Aim ▸
Output all the entries word for word. Omit the pictures.

Supplied data ▸
>>>
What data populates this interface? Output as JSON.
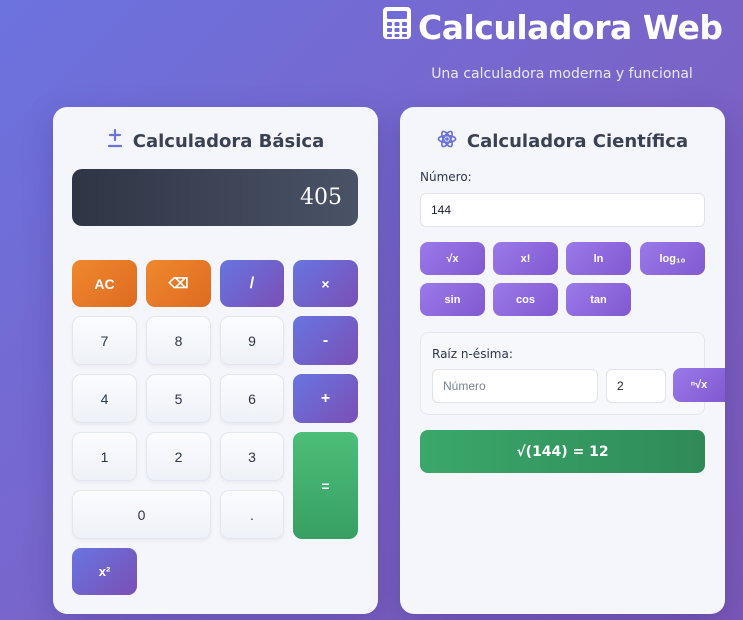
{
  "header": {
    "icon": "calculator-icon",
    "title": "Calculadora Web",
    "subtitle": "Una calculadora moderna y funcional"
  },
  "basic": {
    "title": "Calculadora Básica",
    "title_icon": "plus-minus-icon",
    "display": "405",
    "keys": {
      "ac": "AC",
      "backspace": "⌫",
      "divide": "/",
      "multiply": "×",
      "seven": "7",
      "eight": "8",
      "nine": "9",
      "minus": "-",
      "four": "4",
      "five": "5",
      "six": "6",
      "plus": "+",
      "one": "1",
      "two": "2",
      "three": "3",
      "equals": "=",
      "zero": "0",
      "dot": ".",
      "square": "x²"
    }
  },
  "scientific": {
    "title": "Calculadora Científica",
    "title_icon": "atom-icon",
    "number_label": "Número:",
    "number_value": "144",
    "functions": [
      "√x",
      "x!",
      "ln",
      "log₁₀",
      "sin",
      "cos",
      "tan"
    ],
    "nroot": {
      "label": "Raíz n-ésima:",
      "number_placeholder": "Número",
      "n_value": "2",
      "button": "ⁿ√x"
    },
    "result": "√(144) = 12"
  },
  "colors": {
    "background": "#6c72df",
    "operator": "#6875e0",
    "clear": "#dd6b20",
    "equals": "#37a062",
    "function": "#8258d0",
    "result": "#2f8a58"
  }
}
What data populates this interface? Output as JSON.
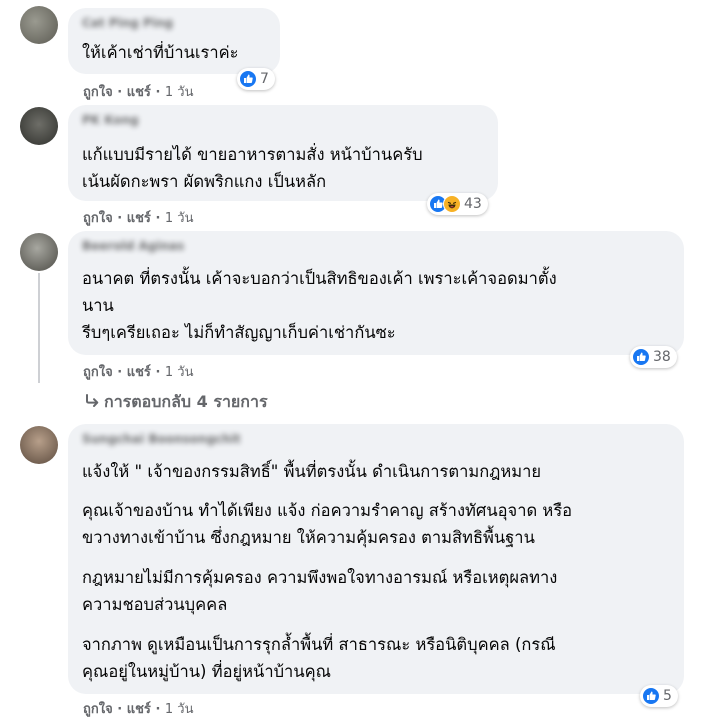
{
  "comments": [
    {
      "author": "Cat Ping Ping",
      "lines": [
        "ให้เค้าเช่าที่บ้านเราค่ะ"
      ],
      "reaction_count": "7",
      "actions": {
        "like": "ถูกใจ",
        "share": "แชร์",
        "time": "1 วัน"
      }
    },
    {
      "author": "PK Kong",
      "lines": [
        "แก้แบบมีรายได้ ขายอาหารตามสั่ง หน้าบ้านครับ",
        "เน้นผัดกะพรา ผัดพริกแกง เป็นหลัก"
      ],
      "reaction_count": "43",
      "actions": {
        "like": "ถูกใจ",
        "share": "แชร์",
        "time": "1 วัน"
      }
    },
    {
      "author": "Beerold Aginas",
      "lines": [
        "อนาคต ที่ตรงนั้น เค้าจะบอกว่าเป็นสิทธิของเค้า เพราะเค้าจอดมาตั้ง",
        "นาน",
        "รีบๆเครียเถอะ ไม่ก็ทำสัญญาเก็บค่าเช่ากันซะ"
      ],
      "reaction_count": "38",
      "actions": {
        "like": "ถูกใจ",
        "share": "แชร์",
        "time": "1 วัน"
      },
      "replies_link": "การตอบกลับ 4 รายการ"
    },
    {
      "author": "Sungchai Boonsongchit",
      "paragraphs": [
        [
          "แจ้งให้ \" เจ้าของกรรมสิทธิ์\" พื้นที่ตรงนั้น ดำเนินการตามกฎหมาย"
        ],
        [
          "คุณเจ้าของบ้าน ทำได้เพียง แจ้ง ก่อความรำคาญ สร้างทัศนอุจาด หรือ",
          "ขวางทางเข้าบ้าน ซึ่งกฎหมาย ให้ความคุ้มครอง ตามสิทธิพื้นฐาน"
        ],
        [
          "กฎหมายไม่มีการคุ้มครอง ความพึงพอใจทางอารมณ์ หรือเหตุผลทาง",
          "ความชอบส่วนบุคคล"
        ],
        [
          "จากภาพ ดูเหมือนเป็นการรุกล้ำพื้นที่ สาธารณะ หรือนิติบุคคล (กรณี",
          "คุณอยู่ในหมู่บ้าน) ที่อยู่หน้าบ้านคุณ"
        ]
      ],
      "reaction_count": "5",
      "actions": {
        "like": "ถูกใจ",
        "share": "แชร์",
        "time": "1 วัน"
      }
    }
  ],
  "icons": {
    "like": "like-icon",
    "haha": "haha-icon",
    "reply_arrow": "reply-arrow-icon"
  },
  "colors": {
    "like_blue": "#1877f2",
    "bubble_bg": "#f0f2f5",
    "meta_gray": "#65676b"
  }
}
<<<
Exercise response ▸
What data populates this interface? Output as JSON.
{
  "header": {
    "icon": "calculator-icon",
    "title": "Calculadora Web",
    "subtitle": "Una calculadora moderna y funcional"
  },
  "basic": {
    "title": "Calculadora Básica",
    "title_icon": "plus-minus-icon",
    "display": "405",
    "keys": {
      "ac": "AC",
      "backspace": "⌫",
      "divide": "/",
      "multiply": "×",
      "seven": "7",
      "eight": "8",
      "nine": "9",
      "minus": "-",
      "four": "4",
      "five": "5",
      "six": "6",
      "plus": "+",
      "one": "1",
      "two": "2",
      "three": "3",
      "equals": "=",
      "zero": "0",
      "dot": ".",
      "square": "x²"
    }
  },
  "scientific": {
    "title": "Calculadora Científica",
    "title_icon": "atom-icon",
    "number_label": "Número:",
    "number_value": "144",
    "functions": [
      "√x",
      "x!",
      "ln",
      "log₁₀",
      "sin",
      "cos",
      "tan"
    ],
    "nroot": {
      "label": "Raíz n-ésima:",
      "number_placeholder": "Número",
      "n_value": "2",
      "button": "ⁿ√x"
    },
    "result": "√(144) = 12"
  },
  "colors": {
    "background": "#6c72df",
    "operator": "#6875e0",
    "clear": "#dd6b20",
    "equals": "#37a062",
    "function": "#8258d0",
    "result": "#2f8a58"
  }
}
What data populates this interface? Output as JSON.
{
  "comments": [
    {
      "author": "Cat Ping Ping",
      "lines": [
        "ให้เค้าเช่าที่บ้านเราค่ะ"
      ],
      "reaction_count": "7",
      "actions": {
        "like": "ถูกใจ",
        "share": "แชร์",
        "time": "1 วัน"
      }
    },
    {
      "author": "PK Kong",
      "lines": [
        "แก้แบบมีรายได้ ขายอาหารตามสั่ง หน้าบ้านครับ",
        "เน้นผัดกะพรา ผัดพริกแกง เป็นหลัก"
      ],
      "reaction_count": "43",
      "actions": {
        "like": "ถูกใจ",
        "share": "แชร์",
        "time": "1 วัน"
      }
    },
    {
      "author": "Beerold Aginas",
      "lines": [
        "อนาคต ที่ตรงนั้น เค้าจะบอกว่าเป็นสิทธิของเค้า เพราะเค้าจอดมาตั้ง",
        "นาน",
        "รีบๆเครียเถอะ ไม่ก็ทำสัญญาเก็บค่าเช่ากันซะ"
      ],
      "reaction_count": "38",
      "actions": {
        "like": "ถูกใจ",
        "share": "แชร์",
        "time": "1 วัน"
      },
      "replies_link": "การตอบกลับ 4 รายการ"
    },
    {
      "author": "Sungchai Boonsongchit",
      "paragraphs": [
        [
          "แจ้งให้ \" เจ้าของกรรมสิทธิ์\" พื้นที่ตรงนั้น ดำเนินการตามกฎหมาย"
        ],
        [
          "คุณเจ้าของบ้าน ทำได้เพียง แจ้ง ก่อความรำคาญ สร้างทัศนอุจาด หรือ",
          "ขวางทางเข้าบ้าน ซึ่งกฎหมาย ให้ความคุ้มครอง ตามสิทธิพื้นฐาน"
        ],
        [
          "กฎหมายไม่มีการคุ้มครอง ความพึงพอใจทางอารมณ์ หรือเหตุผลทาง",
          "ความชอบส่วนบุคคล"
        ],
        [
          "จากภาพ ดูเหมือนเป็นการรุกล้ำพื้นที่ สาธารณะ หรือนิติบุคคล (กรณี",
          "คุณอยู่ในหมู่บ้าน) ที่อยู่หน้าบ้านคุณ"
        ]
      ],
      "reaction_count": "5",
      "actions": {
        "like": "ถูกใจ",
        "share": "แชร์",
        "time": "1 วัน"
      }
    }
  ],
  "icons": {
    "like": "like-icon",
    "haha": "haha-icon",
    "reply_arrow": "reply-arrow-icon"
  },
  "colors": {
    "like_blue": "#1877f2",
    "bubble_bg": "#f0f2f5",
    "meta_gray": "#65676b"
  }
}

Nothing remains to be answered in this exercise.